--- Start of DATASET CONTENT ---
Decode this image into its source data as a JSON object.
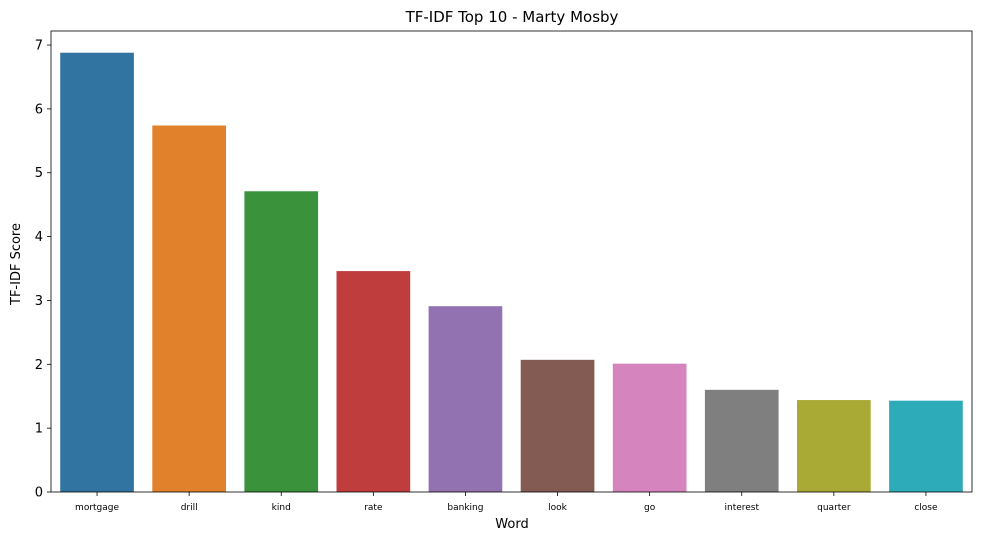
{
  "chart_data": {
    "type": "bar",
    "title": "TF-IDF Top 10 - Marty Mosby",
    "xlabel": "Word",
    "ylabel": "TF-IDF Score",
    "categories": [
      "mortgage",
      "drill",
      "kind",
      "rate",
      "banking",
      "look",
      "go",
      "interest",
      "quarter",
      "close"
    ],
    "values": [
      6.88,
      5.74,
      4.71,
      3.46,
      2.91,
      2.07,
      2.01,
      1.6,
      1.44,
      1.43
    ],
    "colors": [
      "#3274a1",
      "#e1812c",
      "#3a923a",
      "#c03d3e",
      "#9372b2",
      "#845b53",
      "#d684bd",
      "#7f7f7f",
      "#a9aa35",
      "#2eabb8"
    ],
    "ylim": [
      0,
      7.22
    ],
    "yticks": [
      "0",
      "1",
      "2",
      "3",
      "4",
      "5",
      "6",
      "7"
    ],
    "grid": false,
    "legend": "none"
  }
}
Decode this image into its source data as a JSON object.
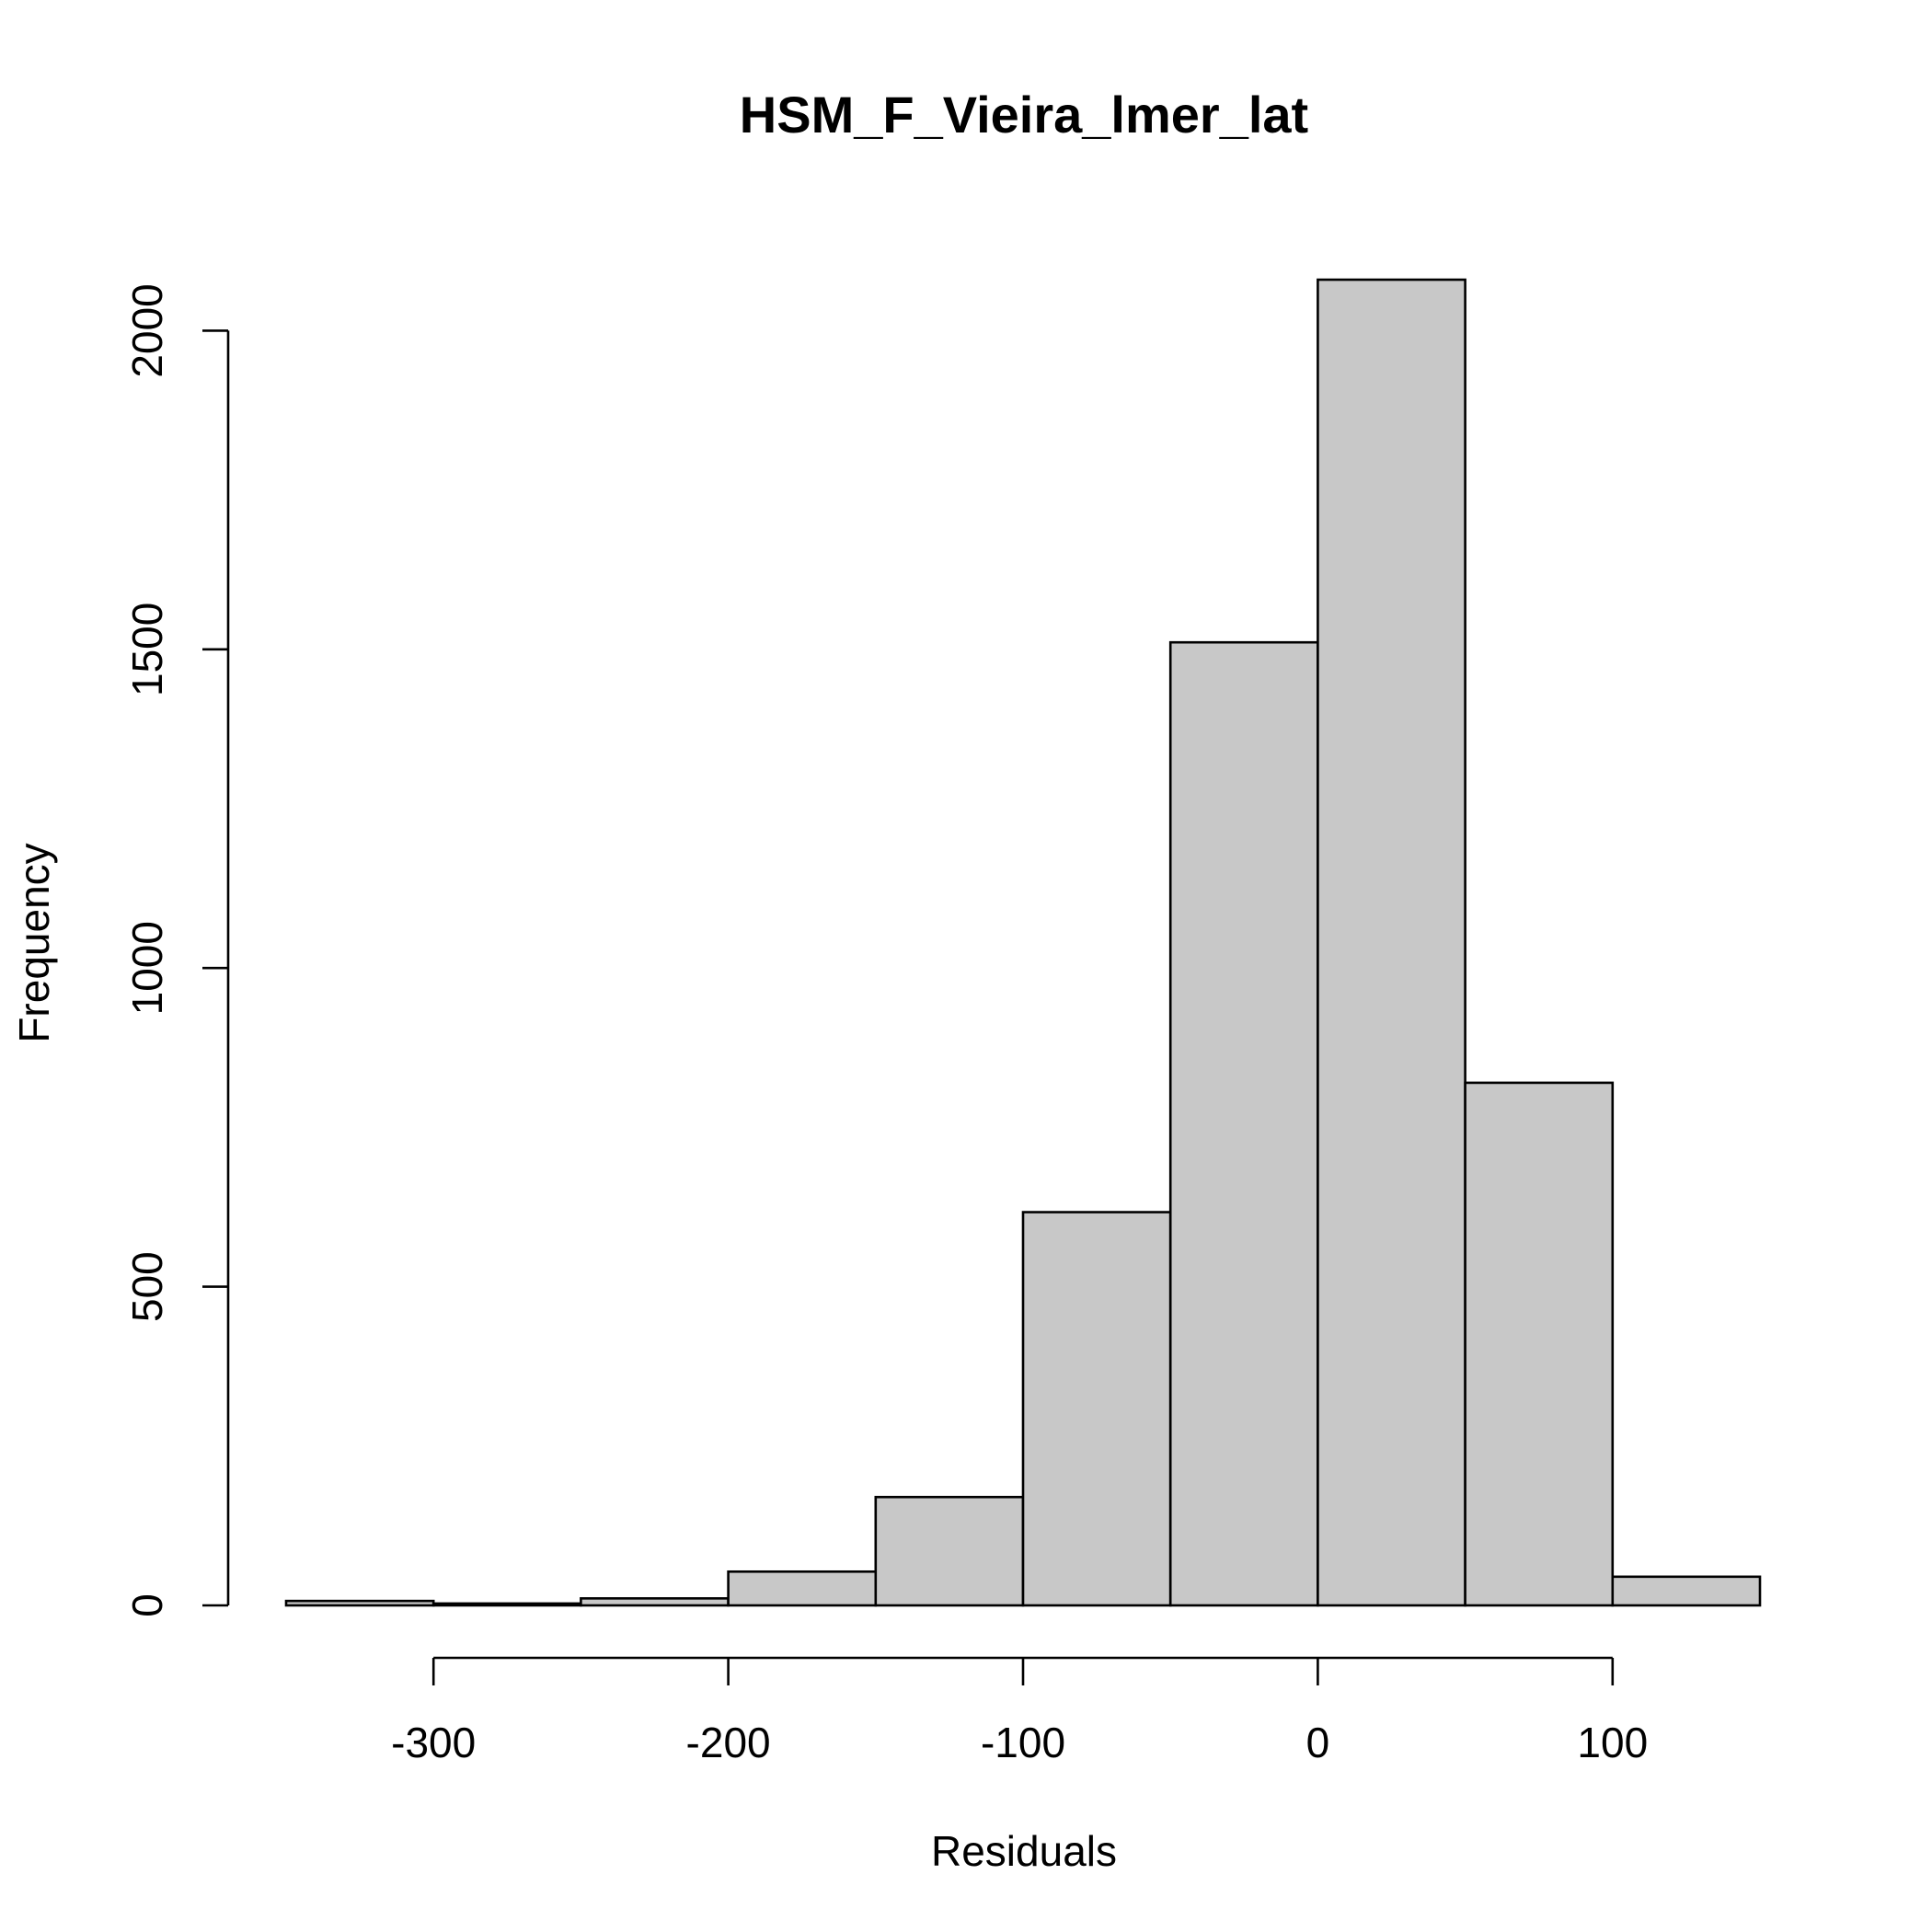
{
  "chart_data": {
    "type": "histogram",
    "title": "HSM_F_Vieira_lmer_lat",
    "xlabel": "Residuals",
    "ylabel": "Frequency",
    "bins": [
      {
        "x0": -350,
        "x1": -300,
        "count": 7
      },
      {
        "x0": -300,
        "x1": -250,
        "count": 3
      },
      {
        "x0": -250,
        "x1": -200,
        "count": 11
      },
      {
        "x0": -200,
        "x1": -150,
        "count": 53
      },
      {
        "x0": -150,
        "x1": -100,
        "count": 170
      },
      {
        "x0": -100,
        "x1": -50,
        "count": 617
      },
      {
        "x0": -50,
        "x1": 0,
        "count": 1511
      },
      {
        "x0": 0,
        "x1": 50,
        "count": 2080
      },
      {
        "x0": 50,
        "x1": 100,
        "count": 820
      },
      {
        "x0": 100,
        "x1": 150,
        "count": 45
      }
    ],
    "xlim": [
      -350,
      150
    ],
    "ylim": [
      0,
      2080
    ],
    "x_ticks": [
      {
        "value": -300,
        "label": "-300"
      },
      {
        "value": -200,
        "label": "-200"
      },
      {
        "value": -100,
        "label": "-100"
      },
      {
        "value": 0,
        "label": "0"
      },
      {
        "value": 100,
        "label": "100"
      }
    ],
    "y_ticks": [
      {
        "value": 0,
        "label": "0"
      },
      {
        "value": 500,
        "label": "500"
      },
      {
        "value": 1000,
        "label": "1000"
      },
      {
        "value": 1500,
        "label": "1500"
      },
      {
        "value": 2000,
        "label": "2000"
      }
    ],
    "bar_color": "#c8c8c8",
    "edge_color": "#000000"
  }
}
--- End of DATASET CONTENT ---
--- Start of DATASET CONTENT ---
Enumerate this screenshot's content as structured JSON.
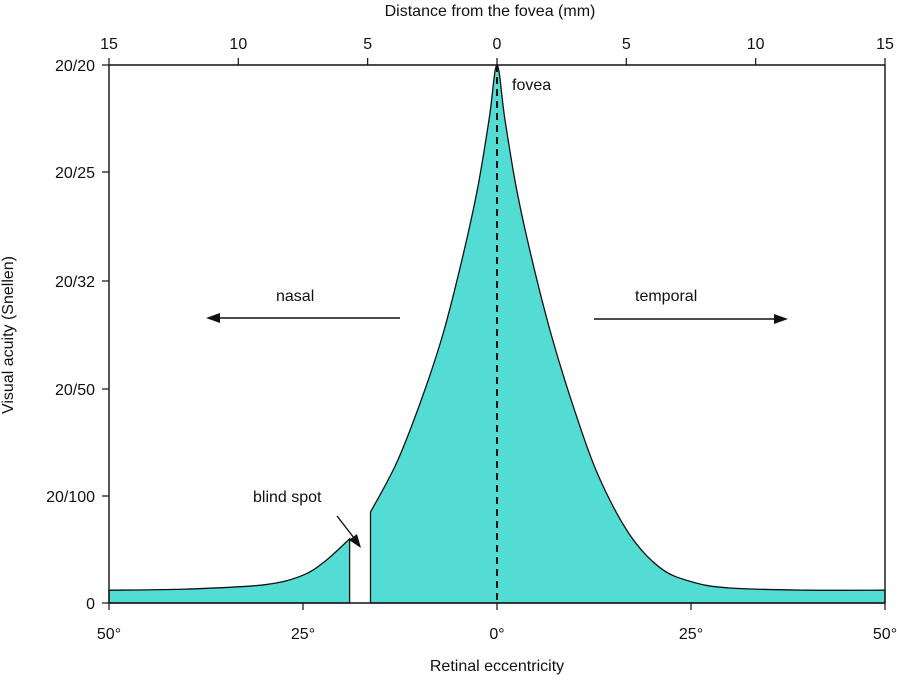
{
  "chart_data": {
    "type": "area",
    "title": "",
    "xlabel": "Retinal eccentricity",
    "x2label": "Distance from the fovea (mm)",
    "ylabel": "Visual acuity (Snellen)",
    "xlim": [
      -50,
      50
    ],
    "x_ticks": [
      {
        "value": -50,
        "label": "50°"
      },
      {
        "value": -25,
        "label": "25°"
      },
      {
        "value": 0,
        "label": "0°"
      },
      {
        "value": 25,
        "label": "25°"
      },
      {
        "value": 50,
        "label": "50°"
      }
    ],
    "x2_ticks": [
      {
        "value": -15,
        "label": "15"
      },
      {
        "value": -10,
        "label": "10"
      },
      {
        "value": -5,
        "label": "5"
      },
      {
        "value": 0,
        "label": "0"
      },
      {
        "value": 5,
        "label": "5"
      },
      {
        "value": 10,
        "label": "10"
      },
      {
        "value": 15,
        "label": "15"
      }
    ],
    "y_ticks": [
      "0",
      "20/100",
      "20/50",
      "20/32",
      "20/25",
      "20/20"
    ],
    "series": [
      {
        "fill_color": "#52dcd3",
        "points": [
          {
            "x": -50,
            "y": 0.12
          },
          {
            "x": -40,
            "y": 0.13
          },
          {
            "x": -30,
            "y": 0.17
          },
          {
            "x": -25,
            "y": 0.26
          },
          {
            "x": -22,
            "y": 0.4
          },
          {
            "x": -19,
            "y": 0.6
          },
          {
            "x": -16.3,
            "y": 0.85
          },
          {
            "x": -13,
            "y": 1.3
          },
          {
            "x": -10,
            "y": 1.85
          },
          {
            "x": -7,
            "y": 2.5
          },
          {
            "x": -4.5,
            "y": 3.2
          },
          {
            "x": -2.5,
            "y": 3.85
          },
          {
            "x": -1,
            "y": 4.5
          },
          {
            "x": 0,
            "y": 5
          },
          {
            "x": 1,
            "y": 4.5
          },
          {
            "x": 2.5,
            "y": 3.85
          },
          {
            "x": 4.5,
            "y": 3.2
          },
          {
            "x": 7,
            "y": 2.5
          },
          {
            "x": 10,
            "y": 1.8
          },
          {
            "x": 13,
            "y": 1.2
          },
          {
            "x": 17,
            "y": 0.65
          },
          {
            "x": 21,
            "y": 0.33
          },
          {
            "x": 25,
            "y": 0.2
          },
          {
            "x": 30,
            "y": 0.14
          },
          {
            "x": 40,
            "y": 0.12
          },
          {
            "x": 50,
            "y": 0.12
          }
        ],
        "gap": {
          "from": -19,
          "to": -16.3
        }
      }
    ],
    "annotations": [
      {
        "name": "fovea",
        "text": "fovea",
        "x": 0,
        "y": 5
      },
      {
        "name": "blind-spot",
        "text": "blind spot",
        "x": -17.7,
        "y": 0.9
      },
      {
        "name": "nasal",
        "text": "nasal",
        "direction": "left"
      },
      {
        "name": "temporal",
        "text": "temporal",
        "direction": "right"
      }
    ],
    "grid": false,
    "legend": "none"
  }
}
--- End of DATASET CONTENT ---
(YOUR TASK)
Reply with nothing but a number: how many lines of the entries above contain the string "from"?

(ANSWER TO THE EXERCISE)
2